### EXTRACTED ENTRIES
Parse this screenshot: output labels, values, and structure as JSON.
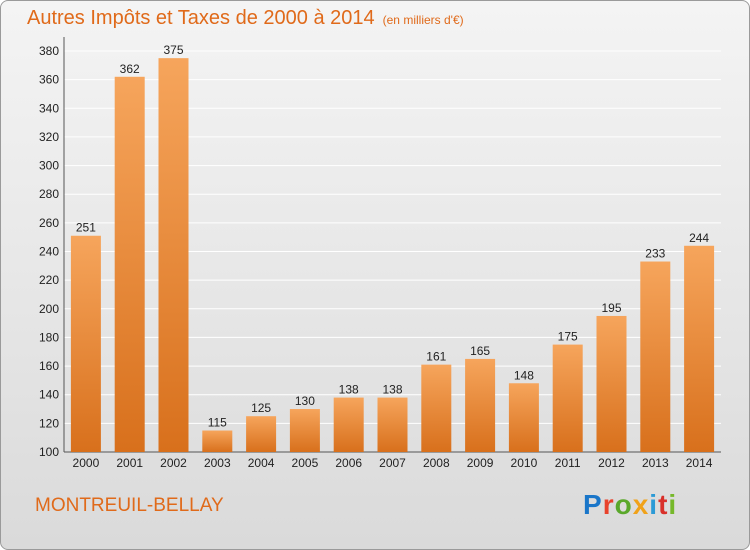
{
  "header": {
    "title": "Autres Impôts et Taxes de 2000 à 2014",
    "unit": "(en milliers d'€)"
  },
  "footer": {
    "commune": "MONTREUIL-BELLAY",
    "brand_letters": [
      "P",
      "r",
      "o",
      "x",
      "i",
      "t",
      "i"
    ],
    "brand_colors": [
      "#1a76c9",
      "#e8422c",
      "#5aa82b",
      "#f0a21a",
      "#2b9ad6",
      "#d9302a",
      "#76b82a"
    ]
  },
  "colors": {
    "bar_top": "#f6a55c",
    "bar_bottom": "#d8701c",
    "title": "#e06a1a",
    "grid": "#ffffff"
  },
  "chart_data": {
    "type": "bar",
    "title": "Autres Impôts et Taxes de 2000 à 2014",
    "xlabel": "",
    "ylabel": "",
    "categories": [
      "2000",
      "2001",
      "2002",
      "2003",
      "2004",
      "2005",
      "2006",
      "2007",
      "2008",
      "2009",
      "2010",
      "2011",
      "2012",
      "2013",
      "2014"
    ],
    "values": [
      251,
      362,
      375,
      115,
      125,
      130,
      138,
      138,
      161,
      165,
      148,
      175,
      195,
      233,
      244
    ],
    "ylim": [
      100,
      380
    ],
    "yticks": [
      100,
      120,
      140,
      160,
      180,
      200,
      220,
      240,
      260,
      280,
      300,
      320,
      340,
      360,
      380
    ],
    "grid": true
  }
}
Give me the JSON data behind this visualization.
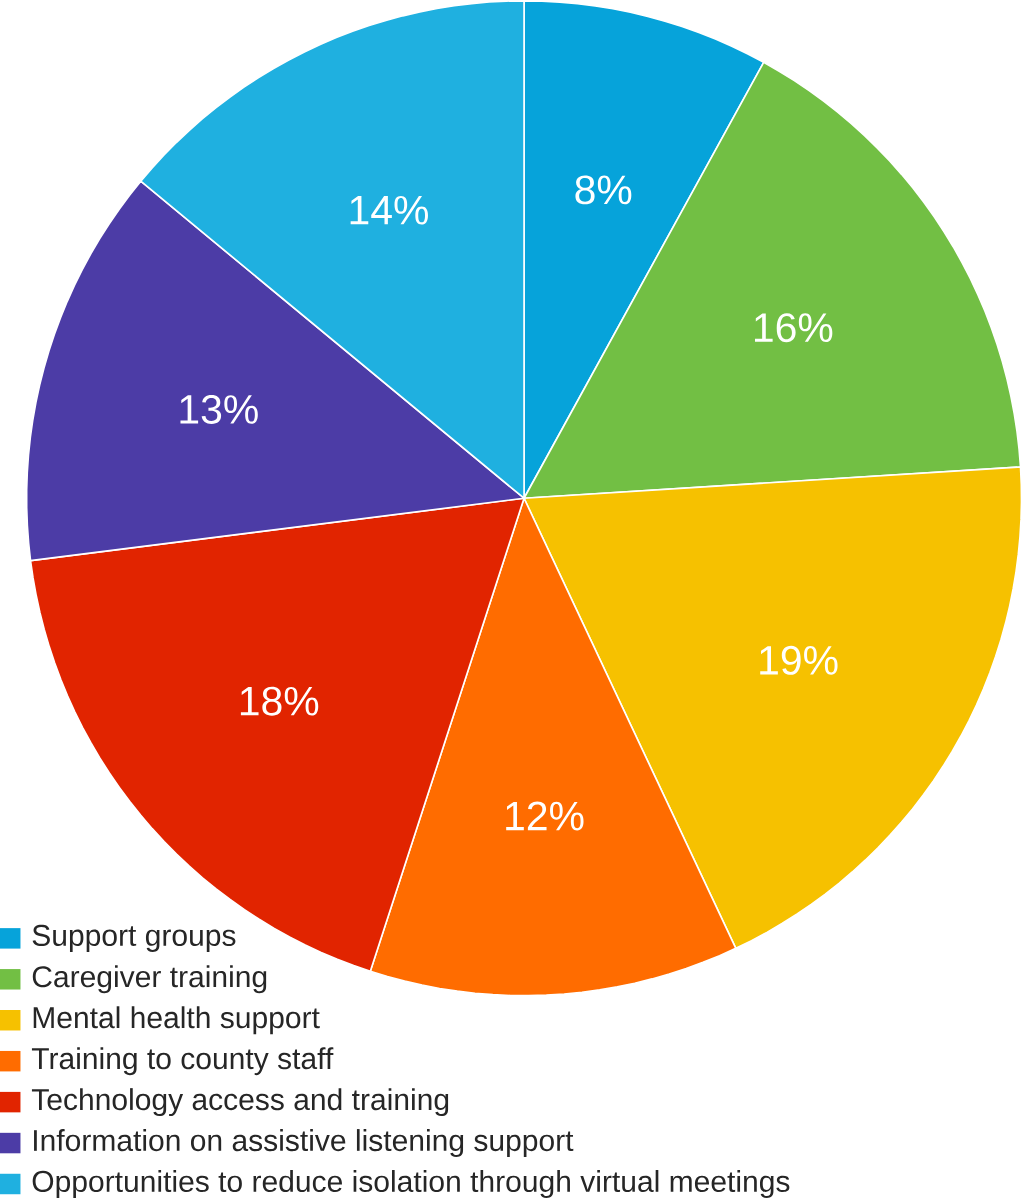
{
  "chart_data": {
    "type": "pie",
    "categories": [
      "Support groups",
      "Caregiver training",
      "Mental health support",
      "Training to county staff",
      "Technology access and training",
      "Information on assistive listening support",
      "Opportunities to reduce isolation through virtual meetings"
    ],
    "values": [
      8,
      16,
      19,
      12,
      18,
      13,
      14
    ],
    "colors": [
      "#06a3da",
      "#72bf44",
      "#f6c100",
      "#ff6c00",
      "#e12400",
      "#4c3ca6",
      "#1fb0e0"
    ],
    "value_labels": [
      "8%",
      "16%",
      "19%",
      "12%",
      "18%",
      "13%",
      "14%"
    ],
    "legend": "bottom left"
  }
}
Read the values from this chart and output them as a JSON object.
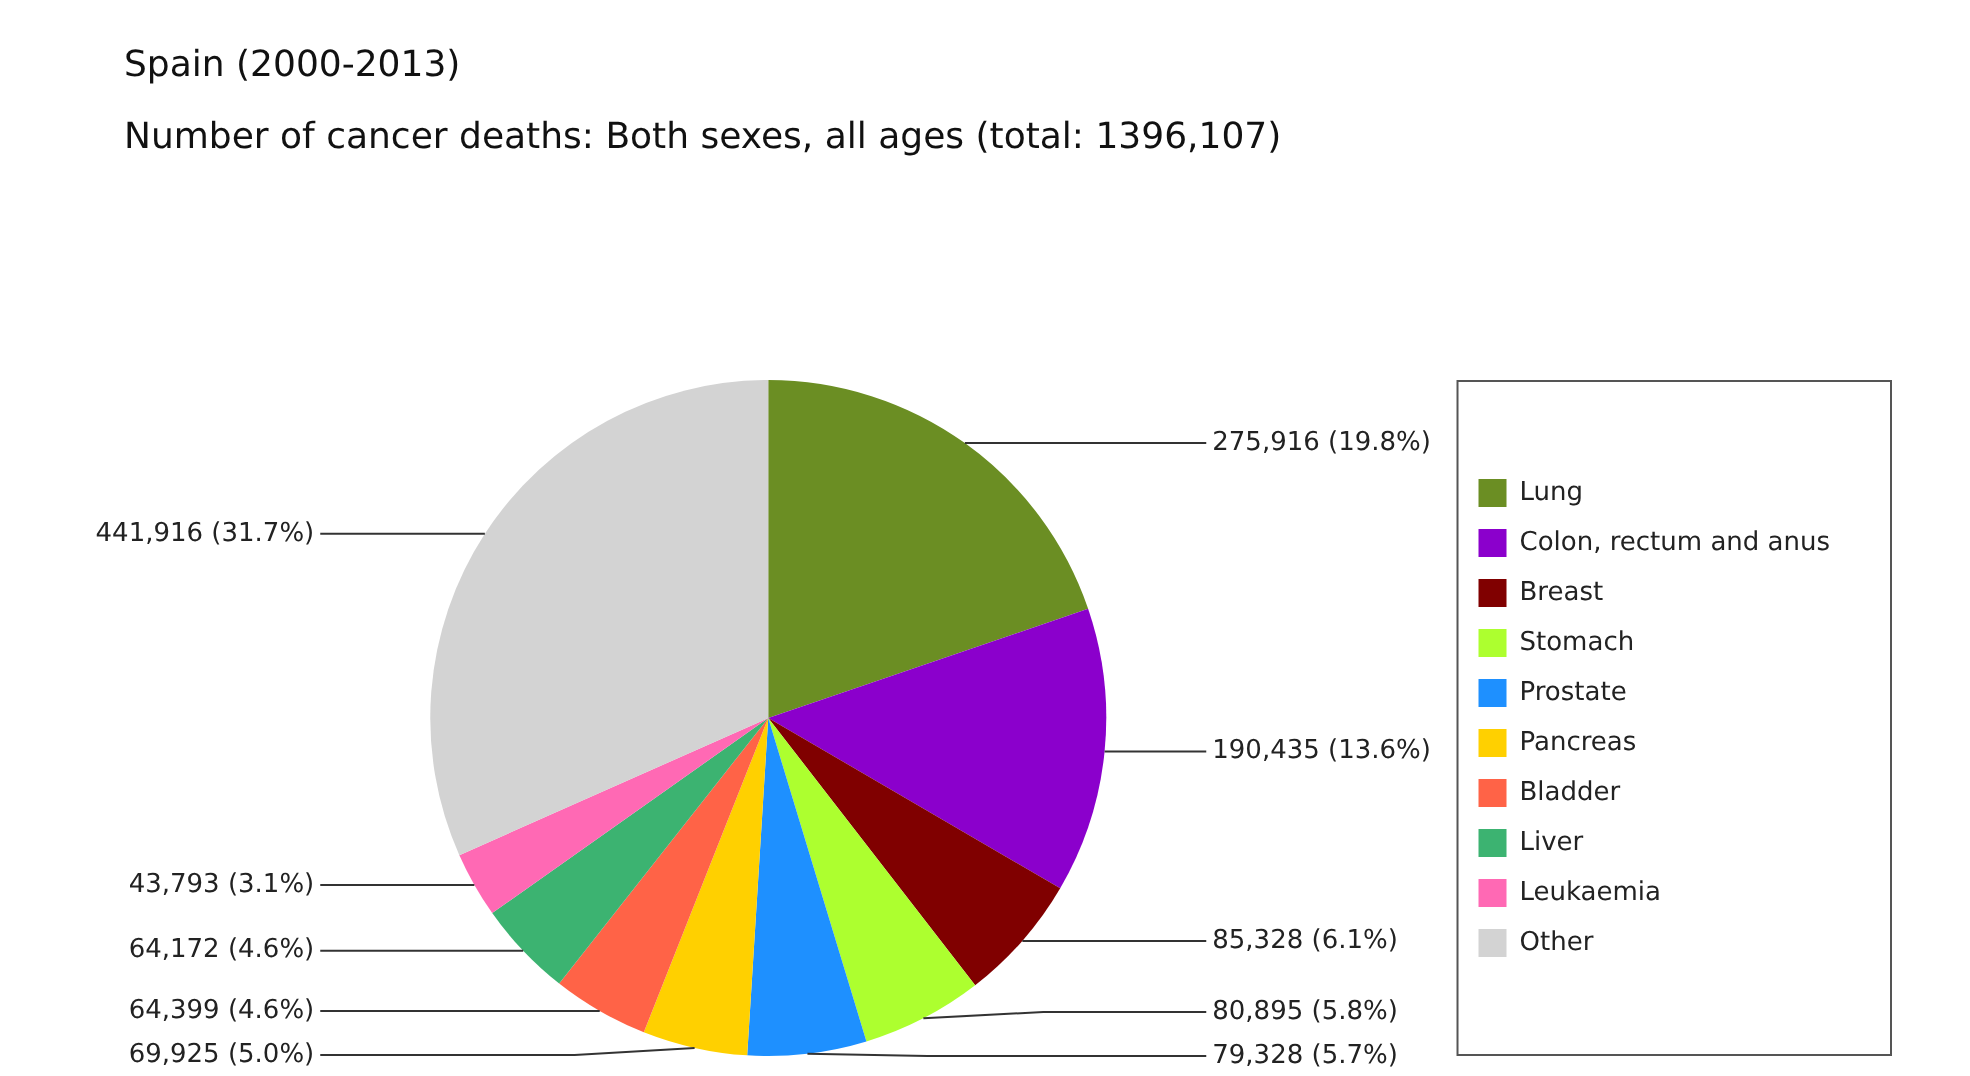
{
  "chart_data": {
    "type": "pie",
    "title": "Spain (2000-2013)",
    "subtitle": "Number of cancer deaths: Both sexes, all ages (total: 1396,107)",
    "categories": [
      "Lung",
      "Colon, rectum and anus",
      "Breast",
      "Stomach",
      "Prostate",
      "Pancreas",
      "Bladder",
      "Liver",
      "Leukaemia",
      "Other"
    ],
    "values": [
      275916,
      190435,
      85328,
      80895,
      79328,
      69925,
      64399,
      64172,
      43793,
      441916
    ],
    "colors": [
      "#6b8e23",
      "#8b00cc",
      "#800000",
      "#adff2f",
      "#1e90ff",
      "#ffd000",
      "#ff6347",
      "#3cb371",
      "#ff69b4",
      "#d3d3d3"
    ],
    "value_labels": [
      "275,916 (19.8%)",
      "190,435 (13.6%)",
      "85,328 (6.1%)",
      "80,895 (5.8%)",
      "79,328 (5.7%)",
      "69,925 (5.0%)",
      "64,399 (4.6%)",
      "64,172 (4.6%)",
      "43,793 (3.1%)",
      "441,916 (31.7%)"
    ],
    "legend": "right"
  }
}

### EXERCISE DESCRIPTION
Set down every entry word for word, but omit the pictures.

### CORRECT RESPONSE
Parse this screenshot: output labels, values, and structure as JSON.
{
  "header": {
    "title": "Autres Impôts et Taxes de 2000 à 2014",
    "unit": "(en milliers d'€)"
  },
  "footer": {
    "commune": "MONTREUIL-BELLAY",
    "brand_letters": [
      "P",
      "r",
      "o",
      "x",
      "i",
      "t",
      "i"
    ],
    "brand_colors": [
      "#1a76c9",
      "#e8422c",
      "#5aa82b",
      "#f0a21a",
      "#2b9ad6",
      "#d9302a",
      "#76b82a"
    ]
  },
  "colors": {
    "bar_top": "#f6a55c",
    "bar_bottom": "#d8701c",
    "title": "#e06a1a",
    "grid": "#ffffff"
  },
  "chart_data": {
    "type": "bar",
    "title": "Autres Impôts et Taxes de 2000 à 2014",
    "xlabel": "",
    "ylabel": "",
    "categories": [
      "2000",
      "2001",
      "2002",
      "2003",
      "2004",
      "2005",
      "2006",
      "2007",
      "2008",
      "2009",
      "2010",
      "2011",
      "2012",
      "2013",
      "2014"
    ],
    "values": [
      251,
      362,
      375,
      115,
      125,
      130,
      138,
      138,
      161,
      165,
      148,
      175,
      195,
      233,
      244
    ],
    "ylim": [
      100,
      380
    ],
    "yticks": [
      100,
      120,
      140,
      160,
      180,
      200,
      220,
      240,
      260,
      280,
      300,
      320,
      340,
      360,
      380
    ],
    "grid": true
  }
}
Give me the JSON data behind this visualization.
{
  "chart_data": {
    "type": "pie",
    "categories": [
      "Support groups",
      "Caregiver training",
      "Mental health support",
      "Training to county staff",
      "Technology access and training",
      "Information on assistive listening support",
      "Opportunities to reduce isolation through virtual meetings"
    ],
    "values": [
      8,
      16,
      19,
      12,
      18,
      13,
      14
    ],
    "colors": [
      "#06a3da",
      "#72bf44",
      "#f6c100",
      "#ff6c00",
      "#e12400",
      "#4c3ca6",
      "#1fb0e0"
    ],
    "value_labels": [
      "8%",
      "16%",
      "19%",
      "12%",
      "18%",
      "13%",
      "14%"
    ],
    "legend": "bottom left"
  }
}
Read the values from this chart and output them as a JSON object.
{
  "chart_data": {
    "type": "pie",
    "title": "Spain (2000-2013)",
    "subtitle": "Number of cancer deaths: Both sexes, all ages (total: 1396,107)",
    "categories": [
      "Lung",
      "Colon, rectum and anus",
      "Breast",
      "Stomach",
      "Prostate",
      "Pancreas",
      "Bladder",
      "Liver",
      "Leukaemia",
      "Other"
    ],
    "values": [
      275916,
      190435,
      85328,
      80895,
      79328,
      69925,
      64399,
      64172,
      43793,
      441916
    ],
    "colors": [
      "#6b8e23",
      "#8b00cc",
      "#800000",
      "#adff2f",
      "#1e90ff",
      "#ffd000",
      "#ff6347",
      "#3cb371",
      "#ff69b4",
      "#d3d3d3"
    ],
    "value_labels": [
      "275,916 (19.8%)",
      "190,435 (13.6%)",
      "85,328 (6.1%)",
      "80,895 (5.8%)",
      "79,328 (5.7%)",
      "69,925 (5.0%)",
      "64,399 (4.6%)",
      "64,172 (4.6%)",
      "43,793 (3.1%)",
      "441,916 (31.7%)"
    ],
    "legend": "right"
  }
}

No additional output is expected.